Data for processing.
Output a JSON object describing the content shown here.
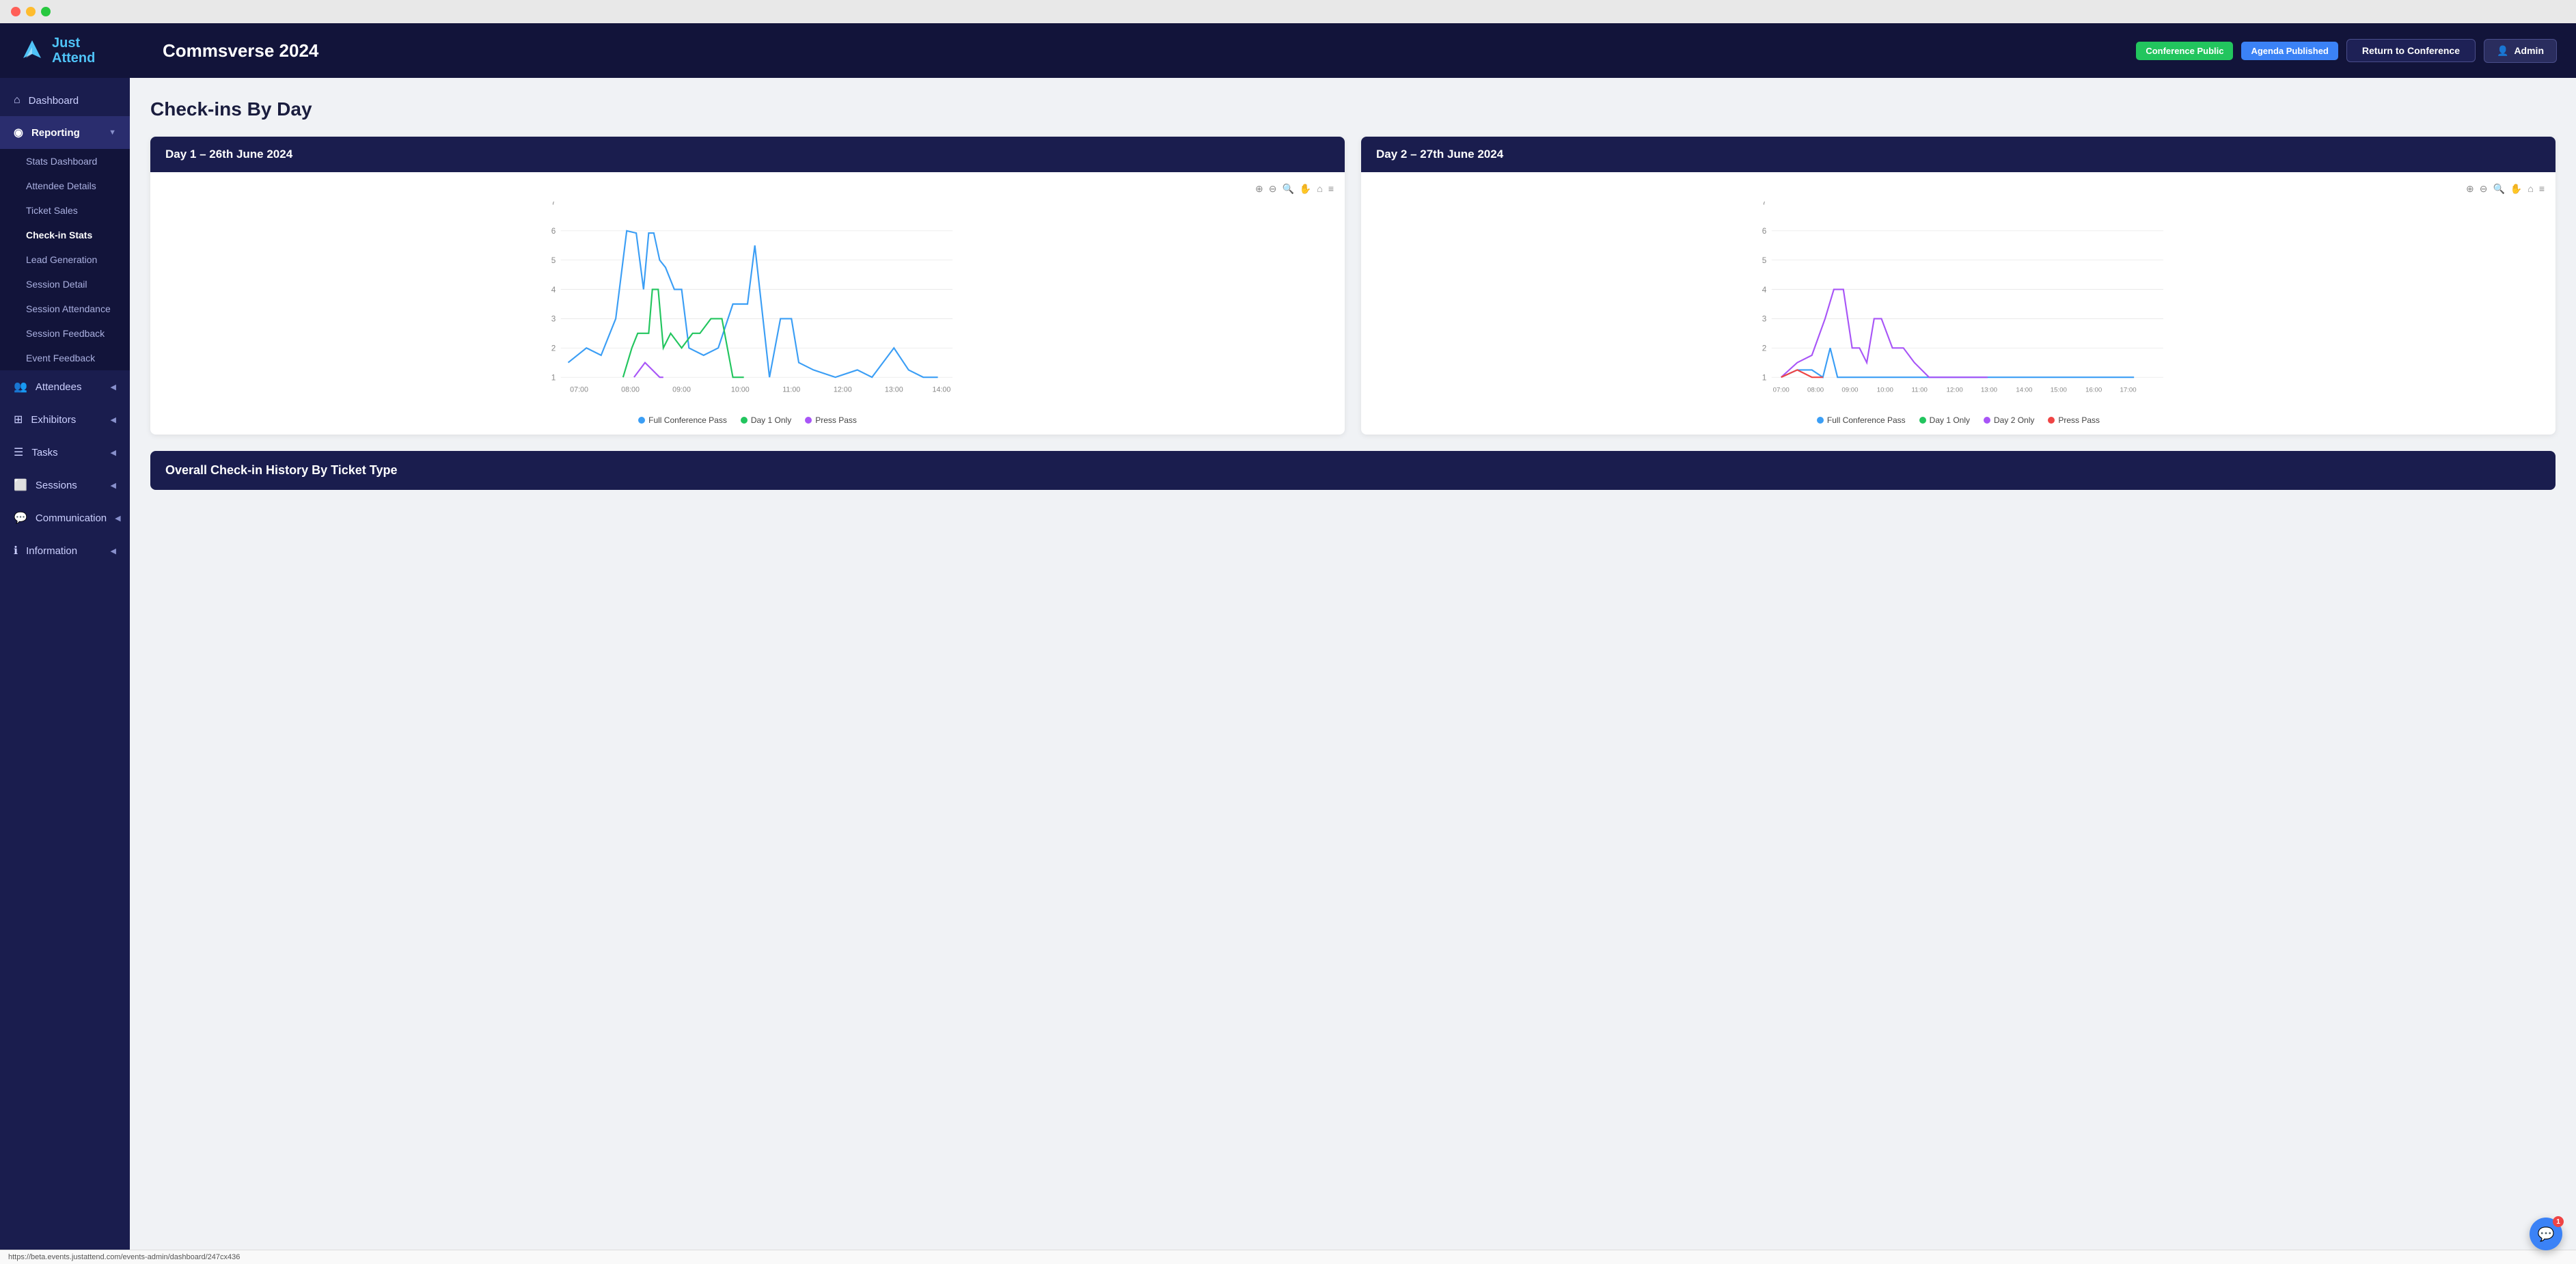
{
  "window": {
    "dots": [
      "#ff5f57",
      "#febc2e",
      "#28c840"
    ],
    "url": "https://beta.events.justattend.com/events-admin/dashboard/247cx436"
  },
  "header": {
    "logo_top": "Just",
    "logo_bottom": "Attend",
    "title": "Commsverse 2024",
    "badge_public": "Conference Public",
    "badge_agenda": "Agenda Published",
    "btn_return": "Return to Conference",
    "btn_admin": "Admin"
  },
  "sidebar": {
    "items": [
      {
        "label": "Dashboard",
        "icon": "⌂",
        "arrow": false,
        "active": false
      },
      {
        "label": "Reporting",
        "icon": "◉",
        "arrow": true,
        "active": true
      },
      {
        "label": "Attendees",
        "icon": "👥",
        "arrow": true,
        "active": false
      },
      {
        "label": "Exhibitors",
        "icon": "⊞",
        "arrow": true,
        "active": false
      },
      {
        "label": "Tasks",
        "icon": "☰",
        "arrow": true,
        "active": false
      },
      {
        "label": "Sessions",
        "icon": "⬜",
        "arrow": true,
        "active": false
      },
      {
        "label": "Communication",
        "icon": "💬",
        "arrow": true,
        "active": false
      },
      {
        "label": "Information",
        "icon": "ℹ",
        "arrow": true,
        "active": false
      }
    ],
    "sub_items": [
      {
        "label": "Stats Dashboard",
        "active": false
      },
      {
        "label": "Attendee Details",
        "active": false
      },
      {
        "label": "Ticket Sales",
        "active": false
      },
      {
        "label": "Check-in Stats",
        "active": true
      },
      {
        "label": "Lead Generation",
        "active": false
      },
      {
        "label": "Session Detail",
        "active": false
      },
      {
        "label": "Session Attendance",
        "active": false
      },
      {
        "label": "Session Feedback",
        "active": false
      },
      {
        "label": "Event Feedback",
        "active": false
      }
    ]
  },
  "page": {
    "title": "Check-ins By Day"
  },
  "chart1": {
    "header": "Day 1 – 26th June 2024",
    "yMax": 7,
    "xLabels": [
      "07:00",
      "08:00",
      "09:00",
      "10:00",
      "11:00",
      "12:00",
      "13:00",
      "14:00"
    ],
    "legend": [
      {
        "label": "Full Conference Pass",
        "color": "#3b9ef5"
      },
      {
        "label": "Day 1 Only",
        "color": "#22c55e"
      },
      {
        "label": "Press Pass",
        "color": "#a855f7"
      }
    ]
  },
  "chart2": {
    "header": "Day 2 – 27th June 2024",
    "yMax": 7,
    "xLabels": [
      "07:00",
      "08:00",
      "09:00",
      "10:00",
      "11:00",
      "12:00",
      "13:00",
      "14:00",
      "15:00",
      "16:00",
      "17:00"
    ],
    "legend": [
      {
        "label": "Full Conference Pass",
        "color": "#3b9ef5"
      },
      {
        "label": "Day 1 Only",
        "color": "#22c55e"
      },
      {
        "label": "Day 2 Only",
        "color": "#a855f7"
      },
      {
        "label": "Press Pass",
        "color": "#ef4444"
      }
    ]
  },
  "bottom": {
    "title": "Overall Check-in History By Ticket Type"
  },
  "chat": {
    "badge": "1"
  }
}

Exercise details.
Repeat the data exactly, dropping every picture it holds.

Final answer.
Output a JSON object describing the content shown here.
{
  "window": {
    "dots": [
      "#ff5f57",
      "#febc2e",
      "#28c840"
    ],
    "url": "https://beta.events.justattend.com/events-admin/dashboard/247cx436"
  },
  "header": {
    "logo_top": "Just",
    "logo_bottom": "Attend",
    "title": "Commsverse 2024",
    "badge_public": "Conference Public",
    "badge_agenda": "Agenda Published",
    "btn_return": "Return to Conference",
    "btn_admin": "Admin"
  },
  "sidebar": {
    "items": [
      {
        "label": "Dashboard",
        "icon": "⌂",
        "arrow": false,
        "active": false
      },
      {
        "label": "Reporting",
        "icon": "◉",
        "arrow": true,
        "active": true
      },
      {
        "label": "Attendees",
        "icon": "👥",
        "arrow": true,
        "active": false
      },
      {
        "label": "Exhibitors",
        "icon": "⊞",
        "arrow": true,
        "active": false
      },
      {
        "label": "Tasks",
        "icon": "☰",
        "arrow": true,
        "active": false
      },
      {
        "label": "Sessions",
        "icon": "⬜",
        "arrow": true,
        "active": false
      },
      {
        "label": "Communication",
        "icon": "💬",
        "arrow": true,
        "active": false
      },
      {
        "label": "Information",
        "icon": "ℹ",
        "arrow": true,
        "active": false
      }
    ],
    "sub_items": [
      {
        "label": "Stats Dashboard",
        "active": false
      },
      {
        "label": "Attendee Details",
        "active": false
      },
      {
        "label": "Ticket Sales",
        "active": false
      },
      {
        "label": "Check-in Stats",
        "active": true
      },
      {
        "label": "Lead Generation",
        "active": false
      },
      {
        "label": "Session Detail",
        "active": false
      },
      {
        "label": "Session Attendance",
        "active": false
      },
      {
        "label": "Session Feedback",
        "active": false
      },
      {
        "label": "Event Feedback",
        "active": false
      }
    ]
  },
  "page": {
    "title": "Check-ins By Day"
  },
  "chart1": {
    "header": "Day 1 – 26th June 2024",
    "yMax": 7,
    "xLabels": [
      "07:00",
      "08:00",
      "09:00",
      "10:00",
      "11:00",
      "12:00",
      "13:00",
      "14:00"
    ],
    "legend": [
      {
        "label": "Full Conference Pass",
        "color": "#3b9ef5"
      },
      {
        "label": "Day 1 Only",
        "color": "#22c55e"
      },
      {
        "label": "Press Pass",
        "color": "#a855f7"
      }
    ]
  },
  "chart2": {
    "header": "Day 2 – 27th June 2024",
    "yMax": 7,
    "xLabels": [
      "07:00",
      "08:00",
      "09:00",
      "10:00",
      "11:00",
      "12:00",
      "13:00",
      "14:00",
      "15:00",
      "16:00",
      "17:00"
    ],
    "legend": [
      {
        "label": "Full Conference Pass",
        "color": "#3b9ef5"
      },
      {
        "label": "Day 1 Only",
        "color": "#22c55e"
      },
      {
        "label": "Day 2 Only",
        "color": "#a855f7"
      },
      {
        "label": "Press Pass",
        "color": "#ef4444"
      }
    ]
  },
  "bottom": {
    "title": "Overall Check-in History By Ticket Type"
  },
  "chat": {
    "badge": "1"
  }
}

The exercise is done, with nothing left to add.